====== MATERIALS PROVIDED ======

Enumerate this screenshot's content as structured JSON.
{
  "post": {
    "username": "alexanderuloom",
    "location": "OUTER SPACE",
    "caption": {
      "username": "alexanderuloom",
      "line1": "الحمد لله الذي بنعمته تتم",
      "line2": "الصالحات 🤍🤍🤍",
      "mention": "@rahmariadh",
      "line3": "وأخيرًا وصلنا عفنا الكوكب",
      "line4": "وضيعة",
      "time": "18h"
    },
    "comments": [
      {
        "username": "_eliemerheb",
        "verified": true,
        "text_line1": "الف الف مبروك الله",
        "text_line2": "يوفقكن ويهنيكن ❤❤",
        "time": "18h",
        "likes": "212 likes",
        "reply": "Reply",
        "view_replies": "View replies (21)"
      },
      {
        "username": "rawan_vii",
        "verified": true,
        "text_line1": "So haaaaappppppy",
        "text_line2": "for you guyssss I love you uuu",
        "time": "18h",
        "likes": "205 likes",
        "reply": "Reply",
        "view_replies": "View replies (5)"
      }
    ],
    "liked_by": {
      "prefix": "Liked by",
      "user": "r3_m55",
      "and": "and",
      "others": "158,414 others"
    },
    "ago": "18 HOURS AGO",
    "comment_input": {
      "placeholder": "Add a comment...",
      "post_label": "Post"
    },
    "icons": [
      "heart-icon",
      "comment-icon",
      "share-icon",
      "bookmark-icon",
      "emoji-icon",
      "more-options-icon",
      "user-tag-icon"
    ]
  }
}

======

- _INSTRUCTION_:
Set down the material above again, word for word.

- _ANSWER TO THE TASK_:
Enumerate this screenshot's content as structured JSON.
{
  "post": {
    "username": "alexanderuloom",
    "location": "OUTER SPACE",
    "caption": {
      "username": "alexanderuloom",
      "line1": "الحمد لله الذي بنعمته تتم",
      "line2": "الصالحات 🤍🤍🤍",
      "mention": "@rahmariadh",
      "line3": "وأخيرًا وصلنا عفنا الكوكب",
      "line4": "وضيعة",
      "time": "18h"
    },
    "comments": [
      {
        "username": "_eliemerheb",
        "verified": true,
        "text_line1": "الف الف مبروك الله",
        "text_line2": "يوفقكن ويهنيكن ❤❤",
        "time": "18h",
        "likes": "212 likes",
        "reply": "Reply",
        "view_replies": "View replies (21)"
      },
      {
        "username": "rawan_vii",
        "verified": true,
        "text_line1": "So haaaaappppppy",
        "text_line2": "for you guyssss I love you uuu",
        "time": "18h",
        "likes": "205 likes",
        "reply": "Reply",
        "view_replies": "View replies (5)"
      }
    ],
    "liked_by": {
      "prefix": "Liked by",
      "user": "r3_m55",
      "and": "and",
      "others": "158,414 others"
    },
    "ago": "18 HOURS AGO",
    "comment_input": {
      "placeholder": "Add a comment...",
      "post_label": "Post"
    },
    "icons": [
      "heart-icon",
      "comment-icon",
      "share-icon",
      "bookmark-icon",
      "emoji-icon",
      "more-options-icon",
      "user-tag-icon"
    ]
  }
}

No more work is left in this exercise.